_Task brief:_ Reproduce all records exactly.

_Data section:_

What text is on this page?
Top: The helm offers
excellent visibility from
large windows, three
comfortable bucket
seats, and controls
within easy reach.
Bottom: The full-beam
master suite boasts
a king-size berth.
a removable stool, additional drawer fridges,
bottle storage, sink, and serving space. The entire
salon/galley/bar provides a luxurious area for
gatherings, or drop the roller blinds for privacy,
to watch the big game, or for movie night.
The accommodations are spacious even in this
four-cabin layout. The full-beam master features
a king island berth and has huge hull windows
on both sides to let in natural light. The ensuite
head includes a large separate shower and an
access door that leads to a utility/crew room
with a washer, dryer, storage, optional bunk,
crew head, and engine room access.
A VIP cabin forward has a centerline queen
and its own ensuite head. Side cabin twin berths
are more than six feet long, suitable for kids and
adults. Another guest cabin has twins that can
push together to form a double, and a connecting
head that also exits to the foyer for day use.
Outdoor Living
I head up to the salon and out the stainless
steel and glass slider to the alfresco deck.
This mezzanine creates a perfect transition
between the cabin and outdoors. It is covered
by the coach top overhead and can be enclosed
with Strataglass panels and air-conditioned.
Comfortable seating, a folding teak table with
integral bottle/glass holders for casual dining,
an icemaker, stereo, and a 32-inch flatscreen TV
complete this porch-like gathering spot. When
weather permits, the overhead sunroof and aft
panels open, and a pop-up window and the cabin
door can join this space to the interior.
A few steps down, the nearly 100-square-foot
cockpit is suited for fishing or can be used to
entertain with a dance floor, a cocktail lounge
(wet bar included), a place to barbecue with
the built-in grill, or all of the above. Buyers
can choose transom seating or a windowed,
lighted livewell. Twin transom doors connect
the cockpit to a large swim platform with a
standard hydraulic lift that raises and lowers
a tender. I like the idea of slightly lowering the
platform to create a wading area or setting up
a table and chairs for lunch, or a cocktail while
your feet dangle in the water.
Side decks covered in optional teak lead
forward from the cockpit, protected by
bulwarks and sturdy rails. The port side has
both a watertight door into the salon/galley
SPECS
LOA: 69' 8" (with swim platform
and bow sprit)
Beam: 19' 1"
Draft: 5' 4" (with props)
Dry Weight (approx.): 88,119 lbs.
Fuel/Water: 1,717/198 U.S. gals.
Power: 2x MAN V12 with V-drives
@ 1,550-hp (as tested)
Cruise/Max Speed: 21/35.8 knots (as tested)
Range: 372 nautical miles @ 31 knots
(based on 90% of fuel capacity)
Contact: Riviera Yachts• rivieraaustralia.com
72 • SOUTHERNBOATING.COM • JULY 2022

_Task solution:_
What text is on this page?
Top: The helm offers
excellent visibility from
large windows, three
comfortable bucket
seats, and controls
within easy reach.
Bottom: The full-beam
master suite boasts
a king-size berth.
a removable stool, additional drawer fridges,
bottle storage, sink, and serving space. The entire
salon/galley/bar provides a luxurious area for
gatherings, or drop the roller blinds for privacy,
to watch the big game, or for movie night.
The accommodations are spacious even in this
four-cabin layout. The full-beam master features
a king island berth and has huge hull windows
on both sides to let in natural light. The ensuite
head includes a large separate shower and an
access door that leads to a utility/crew room
with a washer, dryer, storage, optional bunk,
crew head, and engine room access.
A VIP cabin forward has a centerline queen
and its own ensuite head. Side cabin twin berths
are more than six feet long, suitable for kids and
adults. Another guest cabin has twins that can
push together to form a double, and a connecting
head that also exits to the foyer for day use.
Outdoor Living
I head up to the salon and out the stainless
steel and glass slider to the alfresco deck.
This mezzanine creates a perfect transition
between the cabin and outdoors. It is covered
by the coach top overhead and can be enclosed
with Strataglass panels and air-conditioned.
Comfortable seating, a folding teak table with
integral bottle/glass holders for casual dining,
an icemaker, stereo, and a 32-inch flatscreen TV
complete this porch-like gathering spot. When
weather permits, the overhead sunroof and aft
panels open, and a pop-up window and the cabin
door can join this space to the interior.
A few steps down, the nearly 100-square-foot
cockpit is suited for fishing or can be used to
entertain with a dance floor, a cocktail lounge
(wet bar included), a place to barbecue with
the built-in grill, or all of the above. Buyers
can choose transom seating or a windowed,
lighted livewell. Twin transom doors connect
the cockpit to a large swim platform with a
standard hydraulic lift that raises and lowers
a tender. I like the idea of slightly lowering the
platform to create a wading area or setting up
a table and chairs for lunch, or a cocktail while
your feet dangle in the water.
Side decks covered in optional teak lead
forward from the cockpit, protected by
bulwarks and sturdy rails. The port side has
both a watertight door into the salon/galley
SPECS
LOA: 69' 8" (with swim platform
and bow sprit)
Beam: 19' 1"
Draft: 5' 4" (with props)
Dry Weight (approx.): 88,119 lbs.
Fuel/Water: 1,717/198 U.S. gals.
Power: 2x MAN V12 with V-drives
@ 1,550-hp (as tested)
Cruise/Max Speed: 21/35.8 knots (as tested)
Range: 372 nautical miles @ 31 knots
(based on 90% of fuel capacity)
Contact: Riviera Yachts• rivieraaustralia.com
72 • SOUTHERNBOATING.COM • JULY 2022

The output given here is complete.